◆ DIRECTIONS: Copy each line of the listing below exactly.

══ RECORDS FOR THE TASK ══

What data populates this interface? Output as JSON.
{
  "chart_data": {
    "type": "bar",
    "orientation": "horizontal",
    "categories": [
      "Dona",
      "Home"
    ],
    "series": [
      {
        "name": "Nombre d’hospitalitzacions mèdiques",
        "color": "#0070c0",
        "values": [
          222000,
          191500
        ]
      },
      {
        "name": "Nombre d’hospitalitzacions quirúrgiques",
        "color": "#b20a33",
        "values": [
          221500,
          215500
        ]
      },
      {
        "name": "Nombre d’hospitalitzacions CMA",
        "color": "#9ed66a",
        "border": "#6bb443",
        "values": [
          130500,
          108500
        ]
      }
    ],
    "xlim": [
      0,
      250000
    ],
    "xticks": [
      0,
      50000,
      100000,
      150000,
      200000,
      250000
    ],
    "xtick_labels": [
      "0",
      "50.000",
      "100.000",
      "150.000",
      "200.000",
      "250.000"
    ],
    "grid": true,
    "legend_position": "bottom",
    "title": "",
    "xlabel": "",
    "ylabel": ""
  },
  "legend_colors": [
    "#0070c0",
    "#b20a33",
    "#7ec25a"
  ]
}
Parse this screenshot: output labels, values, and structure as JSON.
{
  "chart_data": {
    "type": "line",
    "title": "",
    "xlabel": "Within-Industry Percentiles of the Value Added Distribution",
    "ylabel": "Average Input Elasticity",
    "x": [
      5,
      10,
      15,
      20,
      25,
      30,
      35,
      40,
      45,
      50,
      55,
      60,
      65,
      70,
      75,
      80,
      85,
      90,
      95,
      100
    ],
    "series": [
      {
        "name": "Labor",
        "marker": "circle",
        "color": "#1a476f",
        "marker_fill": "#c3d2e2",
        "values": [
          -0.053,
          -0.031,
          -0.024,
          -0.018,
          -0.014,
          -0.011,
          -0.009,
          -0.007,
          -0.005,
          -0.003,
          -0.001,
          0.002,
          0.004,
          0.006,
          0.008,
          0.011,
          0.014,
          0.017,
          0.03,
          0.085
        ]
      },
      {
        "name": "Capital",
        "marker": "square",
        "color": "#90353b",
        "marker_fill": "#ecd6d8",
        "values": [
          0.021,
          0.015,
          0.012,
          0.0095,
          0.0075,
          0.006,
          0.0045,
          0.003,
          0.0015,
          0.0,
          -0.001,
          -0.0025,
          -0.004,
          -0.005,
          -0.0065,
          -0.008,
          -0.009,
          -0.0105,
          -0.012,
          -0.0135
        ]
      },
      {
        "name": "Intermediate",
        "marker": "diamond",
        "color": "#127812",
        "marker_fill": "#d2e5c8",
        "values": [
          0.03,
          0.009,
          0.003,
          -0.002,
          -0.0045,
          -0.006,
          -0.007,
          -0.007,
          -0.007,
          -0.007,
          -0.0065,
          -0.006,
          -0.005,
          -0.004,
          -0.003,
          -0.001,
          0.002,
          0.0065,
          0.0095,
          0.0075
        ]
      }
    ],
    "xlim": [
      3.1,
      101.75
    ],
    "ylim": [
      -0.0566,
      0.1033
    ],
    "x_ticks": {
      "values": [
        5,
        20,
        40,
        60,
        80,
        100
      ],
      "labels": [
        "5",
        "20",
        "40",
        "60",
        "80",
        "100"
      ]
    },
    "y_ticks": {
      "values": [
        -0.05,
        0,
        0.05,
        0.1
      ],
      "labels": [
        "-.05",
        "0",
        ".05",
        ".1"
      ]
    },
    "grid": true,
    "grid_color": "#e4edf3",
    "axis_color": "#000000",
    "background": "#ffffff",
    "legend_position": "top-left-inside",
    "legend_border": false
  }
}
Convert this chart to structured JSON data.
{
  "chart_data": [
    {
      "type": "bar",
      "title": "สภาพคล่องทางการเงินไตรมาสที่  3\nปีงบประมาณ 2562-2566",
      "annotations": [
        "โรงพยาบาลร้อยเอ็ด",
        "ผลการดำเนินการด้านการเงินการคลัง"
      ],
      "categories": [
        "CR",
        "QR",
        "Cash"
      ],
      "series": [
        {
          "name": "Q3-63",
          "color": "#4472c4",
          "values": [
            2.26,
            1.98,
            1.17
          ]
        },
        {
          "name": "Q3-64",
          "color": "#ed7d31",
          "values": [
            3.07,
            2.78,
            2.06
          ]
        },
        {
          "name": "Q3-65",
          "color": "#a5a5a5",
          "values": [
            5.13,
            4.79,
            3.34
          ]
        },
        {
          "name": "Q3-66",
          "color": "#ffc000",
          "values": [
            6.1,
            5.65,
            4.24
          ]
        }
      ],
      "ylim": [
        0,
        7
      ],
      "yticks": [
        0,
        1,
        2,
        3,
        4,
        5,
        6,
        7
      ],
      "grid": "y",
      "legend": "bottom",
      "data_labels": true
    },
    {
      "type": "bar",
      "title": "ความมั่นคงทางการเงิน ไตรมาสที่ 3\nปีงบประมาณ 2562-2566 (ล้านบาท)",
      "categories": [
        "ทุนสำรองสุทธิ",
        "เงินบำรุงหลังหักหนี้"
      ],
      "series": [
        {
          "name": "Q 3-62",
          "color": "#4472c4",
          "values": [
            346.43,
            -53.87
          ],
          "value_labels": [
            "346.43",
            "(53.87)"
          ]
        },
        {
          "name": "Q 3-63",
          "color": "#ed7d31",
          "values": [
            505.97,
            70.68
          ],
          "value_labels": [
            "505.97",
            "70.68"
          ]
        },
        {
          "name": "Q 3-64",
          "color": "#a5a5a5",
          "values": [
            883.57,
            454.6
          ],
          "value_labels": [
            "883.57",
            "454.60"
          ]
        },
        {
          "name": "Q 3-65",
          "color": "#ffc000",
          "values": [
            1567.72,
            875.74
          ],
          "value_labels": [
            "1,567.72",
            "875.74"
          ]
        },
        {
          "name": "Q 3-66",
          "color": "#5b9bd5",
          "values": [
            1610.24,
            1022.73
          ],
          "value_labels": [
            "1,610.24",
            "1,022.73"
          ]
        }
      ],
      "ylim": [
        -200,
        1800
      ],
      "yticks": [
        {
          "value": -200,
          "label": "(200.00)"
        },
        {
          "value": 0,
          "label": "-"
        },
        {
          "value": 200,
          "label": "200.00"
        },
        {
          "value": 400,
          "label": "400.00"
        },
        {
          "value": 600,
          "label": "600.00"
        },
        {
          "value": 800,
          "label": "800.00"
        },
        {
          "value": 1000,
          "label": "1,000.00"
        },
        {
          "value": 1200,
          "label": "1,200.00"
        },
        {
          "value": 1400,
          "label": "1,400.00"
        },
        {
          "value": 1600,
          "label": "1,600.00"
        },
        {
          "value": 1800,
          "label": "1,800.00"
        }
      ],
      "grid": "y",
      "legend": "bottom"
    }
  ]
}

═══

◆ ANSWER FOR THIS EXERCISE:
What data populates this interface? Output as JSON.
{
  "chart_data": {
    "type": "bar",
    "orientation": "horizontal",
    "categories": [
      "Dona",
      "Home"
    ],
    "series": [
      {
        "name": "Nombre d’hospitalitzacions mèdiques",
        "color": "#0070c0",
        "values": [
          222000,
          191500
        ]
      },
      {
        "name": "Nombre d’hospitalitzacions quirúrgiques",
        "color": "#b20a33",
        "values": [
          221500,
          215500
        ]
      },
      {
        "name": "Nombre d’hospitalitzacions CMA",
        "color": "#9ed66a",
        "border": "#6bb443",
        "values": [
          130500,
          108500
        ]
      }
    ],
    "xlim": [
      0,
      250000
    ],
    "xticks": [
      0,
      50000,
      100000,
      150000,
      200000,
      250000
    ],
    "xtick_labels": [
      "0",
      "50.000",
      "100.000",
      "150.000",
      "200.000",
      "250.000"
    ],
    "grid": true,
    "legend_position": "bottom",
    "title": "",
    "xlabel": "",
    "ylabel": ""
  },
  "legend_colors": [
    "#0070c0",
    "#b20a33",
    "#7ec25a"
  ]
}
Parse this screenshot: output labels, values, and structure as JSON.
{
  "chart_data": {
    "type": "line",
    "title": "",
    "xlabel": "Within-Industry Percentiles of the Value Added Distribution",
    "ylabel": "Average Input Elasticity",
    "x": [
      5,
      10,
      15,
      20,
      25,
      30,
      35,
      40,
      45,
      50,
      55,
      60,
      65,
      70,
      75,
      80,
      85,
      90,
      95,
      100
    ],
    "series": [
      {
        "name": "Labor",
        "marker": "circle",
        "color": "#1a476f",
        "marker_fill": "#c3d2e2",
        "values": [
          -0.053,
          -0.031,
          -0.024,
          -0.018,
          -0.014,
          -0.011,
          -0.009,
          -0.007,
          -0.005,
          -0.003,
          -0.001,
          0.002,
          0.004,
          0.006,
          0.008,
          0.011,
          0.014,
          0.017,
          0.03,
          0.085
        ]
      },
      {
        "name": "Capital",
        "marker": "square",
        "color": "#90353b",
        "marker_fill": "#ecd6d8",
        "values": [
          0.021,
          0.015,
          0.012,
          0.0095,
          0.0075,
          0.006,
          0.0045,
          0.003,
          0.0015,
          0.0,
          -0.001,
          -0.0025,
          -0.004,
          -0.005,
          -0.0065,
          -0.008,
          -0.009,
          -0.0105,
          -0.012,
          -0.0135
        ]
      },
      {
        "name": "Intermediate",
        "marker": "diamond",
        "color": "#127812",
        "marker_fill": "#d2e5c8",
        "values": [
          0.03,
          0.009,
          0.003,
          -0.002,
          -0.0045,
          -0.006,
          -0.007,
          -0.007,
          -0.007,
          -0.007,
          -0.0065,
          -0.006,
          -0.005,
          -0.004,
          -0.003,
          -0.001,
          0.002,
          0.0065,
          0.0095,
          0.0075
        ]
      }
    ],
    "xlim": [
      3.1,
      101.75
    ],
    "ylim": [
      -0.0566,
      0.1033
    ],
    "x_ticks": {
      "values": [
        5,
        20,
        40,
        60,
        80,
        100
      ],
      "labels": [
        "5",
        "20",
        "40",
        "60",
        "80",
        "100"
      ]
    },
    "y_ticks": {
      "values": [
        -0.05,
        0,
        0.05,
        0.1
      ],
      "labels": [
        "-.05",
        "0",
        ".05",
        ".1"
      ]
    },
    "grid": true,
    "grid_color": "#e4edf3",
    "axis_color": "#000000",
    "background": "#ffffff",
    "legend_position": "top-left-inside",
    "legend_border": false
  }
}
Convert this chart to structured JSON data.
{
  "chart_data": [
    {
      "type": "bar",
      "title": "สภาพคล่องทางการเงินไตรมาสที่  3\nปีงบประมาณ 2562-2566",
      "annotations": [
        "โรงพยาบาลร้อยเอ็ด",
        "ผลการดำเนินการด้านการเงินการคลัง"
      ],
      "categories": [
        "CR",
        "QR",
        "Cash"
      ],
      "series": [
        {
          "name": "Q3-63",
          "color": "#4472c4",
          "values": [
            2.26,
            1.98,
            1.17
          ]
        },
        {
          "name": "Q3-64",
          "color": "#ed7d31",
          "values": [
            3.07,
            2.78,
            2.06
          ]
        },
        {
          "name": "Q3-65",
          "color": "#a5a5a5",
          "values": [
            5.13,
            4.79,
            3.34
          ]
        },
        {
          "name": "Q3-66",
          "color": "#ffc000",
          "values": [
            6.1,
            5.65,
            4.24
          ]
        }
      ],
      "ylim": [
        0,
        7
      ],
      "yticks": [
        0,
        1,
        2,
        3,
        4,
        5,
        6,
        7
      ],
      "grid": "y",
      "legend": "bottom",
      "data_labels": true
    },
    {
      "type": "bar",
      "title": "ความมั่นคงทางการเงิน ไตรมาสที่ 3\nปีงบประมาณ 2562-2566 (ล้านบาท)",
      "categories": [
        "ทุนสำรองสุทธิ",
        "เงินบำรุงหลังหักหนี้"
      ],
      "series": [
        {
          "name": "Q 3-62",
          "color": "#4472c4",
          "values": [
            346.43,
            -53.87
          ],
          "value_labels": [
            "346.43",
            "(53.87)"
          ]
        },
        {
          "name": "Q 3-63",
          "color": "#ed7d31",
          "values": [
            505.97,
            70.68
          ],
          "value_labels": [
            "505.97",
            "70.68"
          ]
        },
        {
          "name": "Q 3-64",
          "color": "#a5a5a5",
          "values": [
            883.57,
            454.6
          ],
          "value_labels": [
            "883.57",
            "454.60"
          ]
        },
        {
          "name": "Q 3-65",
          "color": "#ffc000",
          "values": [
            1567.72,
            875.74
          ],
          "value_labels": [
            "1,567.72",
            "875.74"
          ]
        },
        {
          "name": "Q 3-66",
          "color": "#5b9bd5",
          "values": [
            1610.24,
            1022.73
          ],
          "value_labels": [
            "1,610.24",
            "1,022.73"
          ]
        }
      ],
      "ylim": [
        -200,
        1800
      ],
      "yticks": [
        {
          "value": -200,
          "label": "(200.00)"
        },
        {
          "value": 0,
          "label": "-"
        },
        {
          "value": 200,
          "label": "200.00"
        },
        {
          "value": 400,
          "label": "400.00"
        },
        {
          "value": 600,
          "label": "600.00"
        },
        {
          "value": 800,
          "label": "800.00"
        },
        {
          "value": 1000,
          "label": "1,000.00"
        },
        {
          "value": 1200,
          "label": "1,200.00"
        },
        {
          "value": 1400,
          "label": "1,400.00"
        },
        {
          "value": 1600,
          "label": "1,600.00"
        },
        {
          "value": 1800,
          "label": "1,800.00"
        }
      ],
      "grid": "y",
      "legend": "bottom"
    }
  ]
}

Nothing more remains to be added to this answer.